[Part of a data file]
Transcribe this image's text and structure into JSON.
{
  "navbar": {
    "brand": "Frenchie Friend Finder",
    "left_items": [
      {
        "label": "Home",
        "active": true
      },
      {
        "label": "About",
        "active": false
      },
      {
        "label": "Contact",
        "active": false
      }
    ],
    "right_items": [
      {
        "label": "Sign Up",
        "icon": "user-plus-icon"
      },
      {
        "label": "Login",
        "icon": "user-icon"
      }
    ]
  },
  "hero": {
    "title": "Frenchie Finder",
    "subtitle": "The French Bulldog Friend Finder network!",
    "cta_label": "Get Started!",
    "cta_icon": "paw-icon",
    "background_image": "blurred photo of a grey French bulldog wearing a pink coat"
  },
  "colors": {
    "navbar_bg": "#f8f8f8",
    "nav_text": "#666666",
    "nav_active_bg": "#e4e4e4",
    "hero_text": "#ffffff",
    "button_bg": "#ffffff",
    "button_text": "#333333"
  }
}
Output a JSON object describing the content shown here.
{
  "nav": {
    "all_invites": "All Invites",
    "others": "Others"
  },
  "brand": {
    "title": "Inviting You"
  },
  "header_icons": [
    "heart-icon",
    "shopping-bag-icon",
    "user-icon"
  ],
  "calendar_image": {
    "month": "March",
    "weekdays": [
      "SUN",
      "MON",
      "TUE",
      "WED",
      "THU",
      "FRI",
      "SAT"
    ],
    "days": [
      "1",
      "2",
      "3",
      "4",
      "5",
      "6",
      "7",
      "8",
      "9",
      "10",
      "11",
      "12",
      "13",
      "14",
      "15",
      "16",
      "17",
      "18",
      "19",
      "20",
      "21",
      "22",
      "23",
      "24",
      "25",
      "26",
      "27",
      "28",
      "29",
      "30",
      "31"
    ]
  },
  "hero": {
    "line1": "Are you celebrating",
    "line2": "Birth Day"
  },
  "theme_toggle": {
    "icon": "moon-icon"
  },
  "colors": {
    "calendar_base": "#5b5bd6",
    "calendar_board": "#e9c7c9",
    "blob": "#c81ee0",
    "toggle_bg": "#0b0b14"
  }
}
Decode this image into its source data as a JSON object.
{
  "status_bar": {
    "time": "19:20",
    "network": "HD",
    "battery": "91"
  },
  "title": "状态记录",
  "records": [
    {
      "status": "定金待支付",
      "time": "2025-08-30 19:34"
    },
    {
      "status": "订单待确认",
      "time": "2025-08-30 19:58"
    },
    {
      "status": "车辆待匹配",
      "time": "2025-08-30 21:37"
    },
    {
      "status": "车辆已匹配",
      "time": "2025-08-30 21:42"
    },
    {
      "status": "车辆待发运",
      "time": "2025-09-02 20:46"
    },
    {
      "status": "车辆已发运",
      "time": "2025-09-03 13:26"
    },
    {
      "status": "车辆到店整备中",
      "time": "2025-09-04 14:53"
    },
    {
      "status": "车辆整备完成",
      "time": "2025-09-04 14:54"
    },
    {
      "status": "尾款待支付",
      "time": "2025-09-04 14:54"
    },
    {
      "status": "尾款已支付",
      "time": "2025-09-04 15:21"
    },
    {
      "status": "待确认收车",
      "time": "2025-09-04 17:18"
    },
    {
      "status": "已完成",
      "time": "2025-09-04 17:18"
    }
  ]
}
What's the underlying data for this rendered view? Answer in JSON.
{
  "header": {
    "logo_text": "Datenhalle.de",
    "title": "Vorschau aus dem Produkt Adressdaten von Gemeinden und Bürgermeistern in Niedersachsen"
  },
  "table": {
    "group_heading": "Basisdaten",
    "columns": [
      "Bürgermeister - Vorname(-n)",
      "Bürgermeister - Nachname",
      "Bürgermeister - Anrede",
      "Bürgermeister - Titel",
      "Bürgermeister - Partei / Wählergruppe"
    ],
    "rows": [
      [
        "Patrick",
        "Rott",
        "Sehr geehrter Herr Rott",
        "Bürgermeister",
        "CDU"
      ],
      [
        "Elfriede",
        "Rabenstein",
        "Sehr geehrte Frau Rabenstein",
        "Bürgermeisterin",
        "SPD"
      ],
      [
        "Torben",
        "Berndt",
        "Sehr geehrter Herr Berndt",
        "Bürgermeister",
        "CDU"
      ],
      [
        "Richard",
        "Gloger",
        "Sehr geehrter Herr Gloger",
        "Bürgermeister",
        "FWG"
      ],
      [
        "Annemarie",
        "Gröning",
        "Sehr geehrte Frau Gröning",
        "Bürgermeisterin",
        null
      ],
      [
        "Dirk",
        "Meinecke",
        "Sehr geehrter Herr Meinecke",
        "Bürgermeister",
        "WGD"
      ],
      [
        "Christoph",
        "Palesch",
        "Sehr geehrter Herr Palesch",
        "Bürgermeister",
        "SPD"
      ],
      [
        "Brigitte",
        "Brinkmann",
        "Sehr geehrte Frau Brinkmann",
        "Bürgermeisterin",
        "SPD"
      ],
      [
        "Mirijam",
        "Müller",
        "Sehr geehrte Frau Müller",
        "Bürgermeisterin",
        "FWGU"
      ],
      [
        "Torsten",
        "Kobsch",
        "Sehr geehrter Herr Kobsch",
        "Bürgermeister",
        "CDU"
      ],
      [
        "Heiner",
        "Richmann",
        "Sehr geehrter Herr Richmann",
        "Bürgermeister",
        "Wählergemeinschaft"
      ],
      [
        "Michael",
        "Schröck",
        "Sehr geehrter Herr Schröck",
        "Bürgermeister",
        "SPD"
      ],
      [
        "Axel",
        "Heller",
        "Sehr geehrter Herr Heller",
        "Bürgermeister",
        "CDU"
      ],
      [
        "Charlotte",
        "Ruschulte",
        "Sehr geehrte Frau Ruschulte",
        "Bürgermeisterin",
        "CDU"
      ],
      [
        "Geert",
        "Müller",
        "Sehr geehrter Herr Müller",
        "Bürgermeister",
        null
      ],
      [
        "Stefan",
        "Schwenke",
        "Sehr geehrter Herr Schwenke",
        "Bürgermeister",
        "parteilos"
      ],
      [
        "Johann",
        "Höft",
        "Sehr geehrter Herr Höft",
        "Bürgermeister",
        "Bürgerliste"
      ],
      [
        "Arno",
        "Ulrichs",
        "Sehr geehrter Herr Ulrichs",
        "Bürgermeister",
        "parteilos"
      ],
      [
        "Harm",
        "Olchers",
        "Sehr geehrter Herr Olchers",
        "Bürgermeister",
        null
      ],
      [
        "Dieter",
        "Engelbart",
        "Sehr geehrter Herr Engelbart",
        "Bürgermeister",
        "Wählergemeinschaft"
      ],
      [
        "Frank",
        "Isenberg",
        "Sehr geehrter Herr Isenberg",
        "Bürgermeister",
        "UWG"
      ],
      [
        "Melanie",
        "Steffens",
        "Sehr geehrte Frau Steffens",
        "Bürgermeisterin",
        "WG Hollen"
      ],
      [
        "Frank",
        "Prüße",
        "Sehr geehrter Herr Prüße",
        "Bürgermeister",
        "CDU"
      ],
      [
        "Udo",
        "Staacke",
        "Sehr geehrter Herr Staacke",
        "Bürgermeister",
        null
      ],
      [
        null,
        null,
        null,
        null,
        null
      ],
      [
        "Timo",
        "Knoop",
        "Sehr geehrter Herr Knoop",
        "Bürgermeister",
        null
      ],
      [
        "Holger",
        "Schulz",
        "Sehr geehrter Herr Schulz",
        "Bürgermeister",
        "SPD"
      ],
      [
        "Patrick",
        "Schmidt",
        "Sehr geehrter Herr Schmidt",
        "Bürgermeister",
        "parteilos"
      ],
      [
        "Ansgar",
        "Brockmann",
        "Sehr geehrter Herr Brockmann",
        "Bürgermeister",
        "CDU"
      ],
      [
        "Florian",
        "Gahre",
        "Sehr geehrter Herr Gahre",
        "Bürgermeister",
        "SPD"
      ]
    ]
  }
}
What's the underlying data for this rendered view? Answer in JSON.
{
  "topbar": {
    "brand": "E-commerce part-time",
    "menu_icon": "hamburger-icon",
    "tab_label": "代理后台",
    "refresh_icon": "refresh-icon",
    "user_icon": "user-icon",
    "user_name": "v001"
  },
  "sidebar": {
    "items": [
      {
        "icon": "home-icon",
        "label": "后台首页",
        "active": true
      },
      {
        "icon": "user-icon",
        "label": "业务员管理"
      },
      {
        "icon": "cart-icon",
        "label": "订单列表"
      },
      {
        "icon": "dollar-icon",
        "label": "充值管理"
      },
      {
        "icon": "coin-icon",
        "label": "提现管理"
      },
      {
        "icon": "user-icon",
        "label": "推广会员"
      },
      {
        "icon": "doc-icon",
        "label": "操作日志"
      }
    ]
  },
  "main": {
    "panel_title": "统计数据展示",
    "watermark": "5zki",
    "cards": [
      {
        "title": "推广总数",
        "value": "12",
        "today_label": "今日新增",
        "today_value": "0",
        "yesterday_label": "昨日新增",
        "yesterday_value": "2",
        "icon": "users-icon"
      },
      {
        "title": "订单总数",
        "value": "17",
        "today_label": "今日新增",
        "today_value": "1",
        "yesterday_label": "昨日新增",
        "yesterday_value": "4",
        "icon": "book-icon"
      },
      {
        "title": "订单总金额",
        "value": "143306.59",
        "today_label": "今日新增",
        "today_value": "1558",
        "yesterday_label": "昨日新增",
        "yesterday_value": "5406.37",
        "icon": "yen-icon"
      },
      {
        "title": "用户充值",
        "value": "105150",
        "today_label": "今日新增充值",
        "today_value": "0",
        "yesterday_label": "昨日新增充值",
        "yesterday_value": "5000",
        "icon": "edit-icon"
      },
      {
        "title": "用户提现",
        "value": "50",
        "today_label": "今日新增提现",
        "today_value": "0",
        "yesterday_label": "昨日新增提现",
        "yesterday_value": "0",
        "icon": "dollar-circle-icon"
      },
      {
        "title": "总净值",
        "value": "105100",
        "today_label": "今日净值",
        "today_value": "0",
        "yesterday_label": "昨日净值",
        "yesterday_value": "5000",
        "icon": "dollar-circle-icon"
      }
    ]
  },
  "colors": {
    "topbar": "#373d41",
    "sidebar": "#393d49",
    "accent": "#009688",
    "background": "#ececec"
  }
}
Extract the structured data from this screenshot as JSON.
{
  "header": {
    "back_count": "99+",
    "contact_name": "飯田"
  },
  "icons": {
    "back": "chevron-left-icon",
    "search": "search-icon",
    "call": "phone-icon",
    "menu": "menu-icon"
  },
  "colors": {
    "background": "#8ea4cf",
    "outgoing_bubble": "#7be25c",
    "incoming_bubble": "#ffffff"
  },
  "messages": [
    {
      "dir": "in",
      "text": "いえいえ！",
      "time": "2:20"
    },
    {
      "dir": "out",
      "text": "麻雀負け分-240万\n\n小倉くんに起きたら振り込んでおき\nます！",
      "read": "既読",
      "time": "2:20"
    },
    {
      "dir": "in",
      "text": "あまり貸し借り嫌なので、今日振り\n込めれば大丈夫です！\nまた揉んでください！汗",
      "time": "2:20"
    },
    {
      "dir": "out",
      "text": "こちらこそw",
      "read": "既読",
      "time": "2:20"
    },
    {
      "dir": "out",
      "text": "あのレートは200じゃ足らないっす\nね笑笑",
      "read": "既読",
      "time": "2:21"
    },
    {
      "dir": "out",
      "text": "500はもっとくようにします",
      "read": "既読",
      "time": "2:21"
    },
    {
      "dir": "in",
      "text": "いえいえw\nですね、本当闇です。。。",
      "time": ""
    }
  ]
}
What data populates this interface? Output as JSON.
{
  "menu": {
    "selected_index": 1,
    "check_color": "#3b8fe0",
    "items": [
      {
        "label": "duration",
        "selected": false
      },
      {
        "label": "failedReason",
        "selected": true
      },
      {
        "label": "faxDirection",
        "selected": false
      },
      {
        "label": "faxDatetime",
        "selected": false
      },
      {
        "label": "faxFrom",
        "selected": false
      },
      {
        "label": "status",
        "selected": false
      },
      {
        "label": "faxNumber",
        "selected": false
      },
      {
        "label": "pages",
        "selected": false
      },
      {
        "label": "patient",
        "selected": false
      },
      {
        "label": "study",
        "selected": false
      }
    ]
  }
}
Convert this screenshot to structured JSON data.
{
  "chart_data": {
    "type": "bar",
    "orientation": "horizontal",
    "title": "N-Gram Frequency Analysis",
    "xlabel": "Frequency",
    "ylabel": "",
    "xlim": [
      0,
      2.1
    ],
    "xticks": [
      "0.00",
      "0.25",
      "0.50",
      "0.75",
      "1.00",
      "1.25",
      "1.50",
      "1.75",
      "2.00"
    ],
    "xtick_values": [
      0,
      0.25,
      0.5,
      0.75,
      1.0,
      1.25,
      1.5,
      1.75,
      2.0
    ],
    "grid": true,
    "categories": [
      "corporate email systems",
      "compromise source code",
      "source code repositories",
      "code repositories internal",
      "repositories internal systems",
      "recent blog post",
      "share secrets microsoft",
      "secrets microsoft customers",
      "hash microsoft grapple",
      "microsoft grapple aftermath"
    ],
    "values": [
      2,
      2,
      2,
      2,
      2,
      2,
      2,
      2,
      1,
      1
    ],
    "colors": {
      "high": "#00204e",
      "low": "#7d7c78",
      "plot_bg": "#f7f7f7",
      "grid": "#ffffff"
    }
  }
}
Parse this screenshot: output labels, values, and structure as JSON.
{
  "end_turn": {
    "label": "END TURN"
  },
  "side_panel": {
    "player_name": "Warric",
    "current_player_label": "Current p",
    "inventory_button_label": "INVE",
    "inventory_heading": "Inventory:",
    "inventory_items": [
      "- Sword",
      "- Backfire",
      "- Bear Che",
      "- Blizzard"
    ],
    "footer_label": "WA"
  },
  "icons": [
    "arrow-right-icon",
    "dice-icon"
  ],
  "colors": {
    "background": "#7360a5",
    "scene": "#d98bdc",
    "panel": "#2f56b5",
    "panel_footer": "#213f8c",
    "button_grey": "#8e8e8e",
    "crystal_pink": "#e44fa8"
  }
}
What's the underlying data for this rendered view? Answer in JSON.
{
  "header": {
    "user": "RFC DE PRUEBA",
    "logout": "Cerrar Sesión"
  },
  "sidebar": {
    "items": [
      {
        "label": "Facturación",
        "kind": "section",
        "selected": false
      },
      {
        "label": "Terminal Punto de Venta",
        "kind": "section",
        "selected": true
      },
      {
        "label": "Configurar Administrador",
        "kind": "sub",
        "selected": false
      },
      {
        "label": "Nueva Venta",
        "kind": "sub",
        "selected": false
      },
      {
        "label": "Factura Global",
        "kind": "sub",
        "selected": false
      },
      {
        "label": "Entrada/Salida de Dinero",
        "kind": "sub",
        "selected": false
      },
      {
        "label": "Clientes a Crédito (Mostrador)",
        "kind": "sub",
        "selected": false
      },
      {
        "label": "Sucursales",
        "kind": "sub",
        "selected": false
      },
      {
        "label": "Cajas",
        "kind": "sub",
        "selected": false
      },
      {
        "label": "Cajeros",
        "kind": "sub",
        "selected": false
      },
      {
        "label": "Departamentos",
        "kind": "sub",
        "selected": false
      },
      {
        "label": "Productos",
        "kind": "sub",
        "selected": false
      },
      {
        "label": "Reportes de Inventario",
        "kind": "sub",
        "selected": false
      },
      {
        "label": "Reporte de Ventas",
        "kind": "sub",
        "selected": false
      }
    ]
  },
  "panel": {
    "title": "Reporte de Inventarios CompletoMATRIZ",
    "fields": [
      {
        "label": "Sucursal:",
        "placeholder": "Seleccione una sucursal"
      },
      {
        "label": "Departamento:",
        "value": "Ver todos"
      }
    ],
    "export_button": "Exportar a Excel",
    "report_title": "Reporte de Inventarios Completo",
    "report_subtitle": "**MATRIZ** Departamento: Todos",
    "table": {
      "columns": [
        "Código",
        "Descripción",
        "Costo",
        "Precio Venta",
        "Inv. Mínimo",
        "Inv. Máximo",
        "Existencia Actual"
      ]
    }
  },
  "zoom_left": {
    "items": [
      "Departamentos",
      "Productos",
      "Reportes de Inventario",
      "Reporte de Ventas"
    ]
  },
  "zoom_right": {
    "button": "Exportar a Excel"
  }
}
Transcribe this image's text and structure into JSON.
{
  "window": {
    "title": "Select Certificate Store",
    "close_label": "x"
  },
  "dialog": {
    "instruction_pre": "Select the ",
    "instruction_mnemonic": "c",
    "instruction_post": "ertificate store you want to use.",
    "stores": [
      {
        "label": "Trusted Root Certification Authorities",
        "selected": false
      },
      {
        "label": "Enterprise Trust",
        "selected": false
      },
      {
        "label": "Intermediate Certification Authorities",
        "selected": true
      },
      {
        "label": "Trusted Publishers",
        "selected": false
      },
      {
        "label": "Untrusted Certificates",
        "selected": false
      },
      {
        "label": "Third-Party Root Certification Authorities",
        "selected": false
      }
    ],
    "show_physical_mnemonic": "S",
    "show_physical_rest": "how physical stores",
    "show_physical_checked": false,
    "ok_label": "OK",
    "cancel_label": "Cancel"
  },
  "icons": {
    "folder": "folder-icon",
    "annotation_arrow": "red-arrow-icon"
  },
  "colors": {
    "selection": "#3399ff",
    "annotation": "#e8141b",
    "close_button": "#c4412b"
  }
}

- [Problem to solve]:
Filter the entries above down to the lines containing the word "Schröck".

- [Exercise response]:
        "Schröck",
        "Sehr geehrter Herr Schröck",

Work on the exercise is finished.